* Directions *
Repeat each entry in full, exactly.

* Information given *
####################

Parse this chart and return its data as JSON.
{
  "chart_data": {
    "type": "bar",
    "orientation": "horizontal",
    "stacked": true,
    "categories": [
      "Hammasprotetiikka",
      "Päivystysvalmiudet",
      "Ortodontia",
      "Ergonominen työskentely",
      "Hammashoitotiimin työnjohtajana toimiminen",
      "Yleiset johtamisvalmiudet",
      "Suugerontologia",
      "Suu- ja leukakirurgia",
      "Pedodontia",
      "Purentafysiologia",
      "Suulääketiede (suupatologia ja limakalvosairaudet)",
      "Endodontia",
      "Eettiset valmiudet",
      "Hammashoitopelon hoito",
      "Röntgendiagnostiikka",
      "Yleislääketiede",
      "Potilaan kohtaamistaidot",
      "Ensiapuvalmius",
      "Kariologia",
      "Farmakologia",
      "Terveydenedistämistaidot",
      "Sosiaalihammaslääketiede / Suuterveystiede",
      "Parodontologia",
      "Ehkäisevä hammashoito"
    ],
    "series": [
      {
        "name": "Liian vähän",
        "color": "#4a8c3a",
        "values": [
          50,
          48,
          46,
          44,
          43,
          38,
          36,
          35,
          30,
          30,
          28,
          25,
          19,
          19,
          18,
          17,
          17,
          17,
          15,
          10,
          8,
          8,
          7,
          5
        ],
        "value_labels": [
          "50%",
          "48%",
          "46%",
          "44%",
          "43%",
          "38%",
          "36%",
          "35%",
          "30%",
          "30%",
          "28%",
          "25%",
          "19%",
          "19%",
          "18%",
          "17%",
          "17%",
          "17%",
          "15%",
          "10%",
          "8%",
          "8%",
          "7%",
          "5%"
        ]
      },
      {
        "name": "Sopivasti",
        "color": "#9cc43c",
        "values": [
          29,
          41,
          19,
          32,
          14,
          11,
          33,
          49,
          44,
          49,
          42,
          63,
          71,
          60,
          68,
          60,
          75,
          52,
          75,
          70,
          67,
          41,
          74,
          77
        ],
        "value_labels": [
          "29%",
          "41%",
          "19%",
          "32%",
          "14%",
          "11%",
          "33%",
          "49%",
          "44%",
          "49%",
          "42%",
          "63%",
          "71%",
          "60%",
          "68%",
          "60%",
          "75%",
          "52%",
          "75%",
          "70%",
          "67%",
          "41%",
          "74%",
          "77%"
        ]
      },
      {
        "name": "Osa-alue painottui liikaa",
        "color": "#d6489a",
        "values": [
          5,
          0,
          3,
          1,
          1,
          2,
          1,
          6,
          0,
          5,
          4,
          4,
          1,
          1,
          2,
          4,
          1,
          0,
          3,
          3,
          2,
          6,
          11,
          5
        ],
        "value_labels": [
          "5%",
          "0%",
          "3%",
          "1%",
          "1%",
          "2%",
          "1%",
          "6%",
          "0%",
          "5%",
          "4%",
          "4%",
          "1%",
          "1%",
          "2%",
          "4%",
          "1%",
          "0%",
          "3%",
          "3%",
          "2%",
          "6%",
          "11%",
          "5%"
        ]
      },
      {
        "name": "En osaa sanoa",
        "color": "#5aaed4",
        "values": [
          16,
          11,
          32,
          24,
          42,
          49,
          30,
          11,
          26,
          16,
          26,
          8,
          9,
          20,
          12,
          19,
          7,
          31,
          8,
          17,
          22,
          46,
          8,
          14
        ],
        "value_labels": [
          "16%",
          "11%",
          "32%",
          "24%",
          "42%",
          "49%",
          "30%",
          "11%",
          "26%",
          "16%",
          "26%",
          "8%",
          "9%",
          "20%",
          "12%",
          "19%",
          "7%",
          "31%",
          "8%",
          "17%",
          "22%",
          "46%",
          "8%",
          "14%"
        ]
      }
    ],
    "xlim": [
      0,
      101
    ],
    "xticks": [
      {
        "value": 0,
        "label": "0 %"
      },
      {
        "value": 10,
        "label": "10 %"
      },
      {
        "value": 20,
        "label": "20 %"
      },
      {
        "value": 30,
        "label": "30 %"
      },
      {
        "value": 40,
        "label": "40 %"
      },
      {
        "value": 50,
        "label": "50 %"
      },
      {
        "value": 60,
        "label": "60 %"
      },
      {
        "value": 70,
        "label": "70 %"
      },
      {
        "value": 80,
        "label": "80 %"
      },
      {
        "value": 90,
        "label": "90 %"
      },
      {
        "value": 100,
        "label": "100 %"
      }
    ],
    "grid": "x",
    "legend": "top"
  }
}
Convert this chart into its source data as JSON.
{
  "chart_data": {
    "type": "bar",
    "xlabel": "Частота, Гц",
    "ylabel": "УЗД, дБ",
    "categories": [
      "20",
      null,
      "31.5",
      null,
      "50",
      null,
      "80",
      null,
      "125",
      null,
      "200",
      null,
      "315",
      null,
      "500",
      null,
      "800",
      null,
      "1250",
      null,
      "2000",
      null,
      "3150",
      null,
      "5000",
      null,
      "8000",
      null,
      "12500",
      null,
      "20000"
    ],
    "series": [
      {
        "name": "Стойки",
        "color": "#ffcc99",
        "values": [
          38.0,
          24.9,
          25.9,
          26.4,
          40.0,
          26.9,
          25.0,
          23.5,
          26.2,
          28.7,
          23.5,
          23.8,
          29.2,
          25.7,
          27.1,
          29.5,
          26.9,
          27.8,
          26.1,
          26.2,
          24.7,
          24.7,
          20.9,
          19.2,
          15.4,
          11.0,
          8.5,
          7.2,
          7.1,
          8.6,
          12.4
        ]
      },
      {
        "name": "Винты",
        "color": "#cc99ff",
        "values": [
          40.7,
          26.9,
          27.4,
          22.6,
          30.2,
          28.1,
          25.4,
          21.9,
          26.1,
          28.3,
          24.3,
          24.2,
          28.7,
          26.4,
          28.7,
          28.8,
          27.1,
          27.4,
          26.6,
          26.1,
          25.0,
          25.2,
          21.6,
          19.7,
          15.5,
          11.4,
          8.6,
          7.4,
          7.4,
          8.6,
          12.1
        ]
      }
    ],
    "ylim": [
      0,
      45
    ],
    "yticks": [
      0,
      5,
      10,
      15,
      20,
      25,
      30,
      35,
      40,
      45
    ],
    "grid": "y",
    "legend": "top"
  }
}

####################

* Expected answer *
Parse this chart and return its data as JSON.
{
  "chart_data": {
    "type": "bar",
    "orientation": "horizontal",
    "stacked": true,
    "categories": [
      "Hammasprotetiikka",
      "Päivystysvalmiudet",
      "Ortodontia",
      "Ergonominen työskentely",
      "Hammashoitotiimin työnjohtajana toimiminen",
      "Yleiset johtamisvalmiudet",
      "Suugerontologia",
      "Suu- ja leukakirurgia",
      "Pedodontia",
      "Purentafysiologia",
      "Suulääketiede (suupatologia ja limakalvosairaudet)",
      "Endodontia",
      "Eettiset valmiudet",
      "Hammashoitopelon hoito",
      "Röntgendiagnostiikka",
      "Yleislääketiede",
      "Potilaan kohtaamistaidot",
      "Ensiapuvalmius",
      "Kariologia",
      "Farmakologia",
      "Terveydenedistämistaidot",
      "Sosiaalihammaslääketiede / Suuterveystiede",
      "Parodontologia",
      "Ehkäisevä hammashoito"
    ],
    "series": [
      {
        "name": "Liian vähän",
        "color": "#4a8c3a",
        "values": [
          50,
          48,
          46,
          44,
          43,
          38,
          36,
          35,
          30,
          30,
          28,
          25,
          19,
          19,
          18,
          17,
          17,
          17,
          15,
          10,
          8,
          8,
          7,
          5
        ],
        "value_labels": [
          "50%",
          "48%",
          "46%",
          "44%",
          "43%",
          "38%",
          "36%",
          "35%",
          "30%",
          "30%",
          "28%",
          "25%",
          "19%",
          "19%",
          "18%",
          "17%",
          "17%",
          "17%",
          "15%",
          "10%",
          "8%",
          "8%",
          "7%",
          "5%"
        ]
      },
      {
        "name": "Sopivasti",
        "color": "#9cc43c",
        "values": [
          29,
          41,
          19,
          32,
          14,
          11,
          33,
          49,
          44,
          49,
          42,
          63,
          71,
          60,
          68,
          60,
          75,
          52,
          75,
          70,
          67,
          41,
          74,
          77
        ],
        "value_labels": [
          "29%",
          "41%",
          "19%",
          "32%",
          "14%",
          "11%",
          "33%",
          "49%",
          "44%",
          "49%",
          "42%",
          "63%",
          "71%",
          "60%",
          "68%",
          "60%",
          "75%",
          "52%",
          "75%",
          "70%",
          "67%",
          "41%",
          "74%",
          "77%"
        ]
      },
      {
        "name": "Osa-alue painottui liikaa",
        "color": "#d6489a",
        "values": [
          5,
          0,
          3,
          1,
          1,
          2,
          1,
          6,
          0,
          5,
          4,
          4,
          1,
          1,
          2,
          4,
          1,
          0,
          3,
          3,
          2,
          6,
          11,
          5
        ],
        "value_labels": [
          "5%",
          "0%",
          "3%",
          "1%",
          "1%",
          "2%",
          "1%",
          "6%",
          "0%",
          "5%",
          "4%",
          "4%",
          "1%",
          "1%",
          "2%",
          "4%",
          "1%",
          "0%",
          "3%",
          "3%",
          "2%",
          "6%",
          "11%",
          "5%"
        ]
      },
      {
        "name": "En osaa sanoa",
        "color": "#5aaed4",
        "values": [
          16,
          11,
          32,
          24,
          42,
          49,
          30,
          11,
          26,
          16,
          26,
          8,
          9,
          20,
          12,
          19,
          7,
          31,
          8,
          17,
          22,
          46,
          8,
          14
        ],
        "value_labels": [
          "16%",
          "11%",
          "32%",
          "24%",
          "42%",
          "49%",
          "30%",
          "11%",
          "26%",
          "16%",
          "26%",
          "8%",
          "9%",
          "20%",
          "12%",
          "19%",
          "7%",
          "31%",
          "8%",
          "17%",
          "22%",
          "46%",
          "8%",
          "14%"
        ]
      }
    ],
    "xlim": [
      0,
      101
    ],
    "xticks": [
      {
        "value": 0,
        "label": "0 %"
      },
      {
        "value": 10,
        "label": "10 %"
      },
      {
        "value": 20,
        "label": "20 %"
      },
      {
        "value": 30,
        "label": "30 %"
      },
      {
        "value": 40,
        "label": "40 %"
      },
      {
        "value": 50,
        "label": "50 %"
      },
      {
        "value": 60,
        "label": "60 %"
      },
      {
        "value": 70,
        "label": "70 %"
      },
      {
        "value": 80,
        "label": "80 %"
      },
      {
        "value": 90,
        "label": "90 %"
      },
      {
        "value": 100,
        "label": "100 %"
      }
    ],
    "grid": "x",
    "legend": "top"
  }
}
Convert this chart into its source data as JSON.
{
  "chart_data": {
    "type": "bar",
    "xlabel": "Частота, Гц",
    "ylabel": "УЗД, дБ",
    "categories": [
      "20",
      null,
      "31.5",
      null,
      "50",
      null,
      "80",
      null,
      "125",
      null,
      "200",
      null,
      "315",
      null,
      "500",
      null,
      "800",
      null,
      "1250",
      null,
      "2000",
      null,
      "3150",
      null,
      "5000",
      null,
      "8000",
      null,
      "12500",
      null,
      "20000"
    ],
    "series": [
      {
        "name": "Стойки",
        "color": "#ffcc99",
        "values": [
          38.0,
          24.9,
          25.9,
          26.4,
          40.0,
          26.9,
          25.0,
          23.5,
          26.2,
          28.7,
          23.5,
          23.8,
          29.2,
          25.7,
          27.1,
          29.5,
          26.9,
          27.8,
          26.1,
          26.2,
          24.7,
          24.7,
          20.9,
          19.2,
          15.4,
          11.0,
          8.5,
          7.2,
          7.1,
          8.6,
          12.4
        ]
      },
      {
        "name": "Винты",
        "color": "#cc99ff",
        "values": [
          40.7,
          26.9,
          27.4,
          22.6,
          30.2,
          28.1,
          25.4,
          21.9,
          26.1,
          28.3,
          24.3,
          24.2,
          28.7,
          26.4,
          28.7,
          28.8,
          27.1,
          27.4,
          26.6,
          26.1,
          25.0,
          25.2,
          21.6,
          19.7,
          15.5,
          11.4,
          8.6,
          7.4,
          7.4,
          8.6,
          12.1
        ]
      }
    ],
    "ylim": [
      0,
      45
    ],
    "yticks": [
      0,
      5,
      10,
      15,
      20,
      25,
      30,
      35,
      40,
      45
    ],
    "grid": "y",
    "legend": "top"
  }
}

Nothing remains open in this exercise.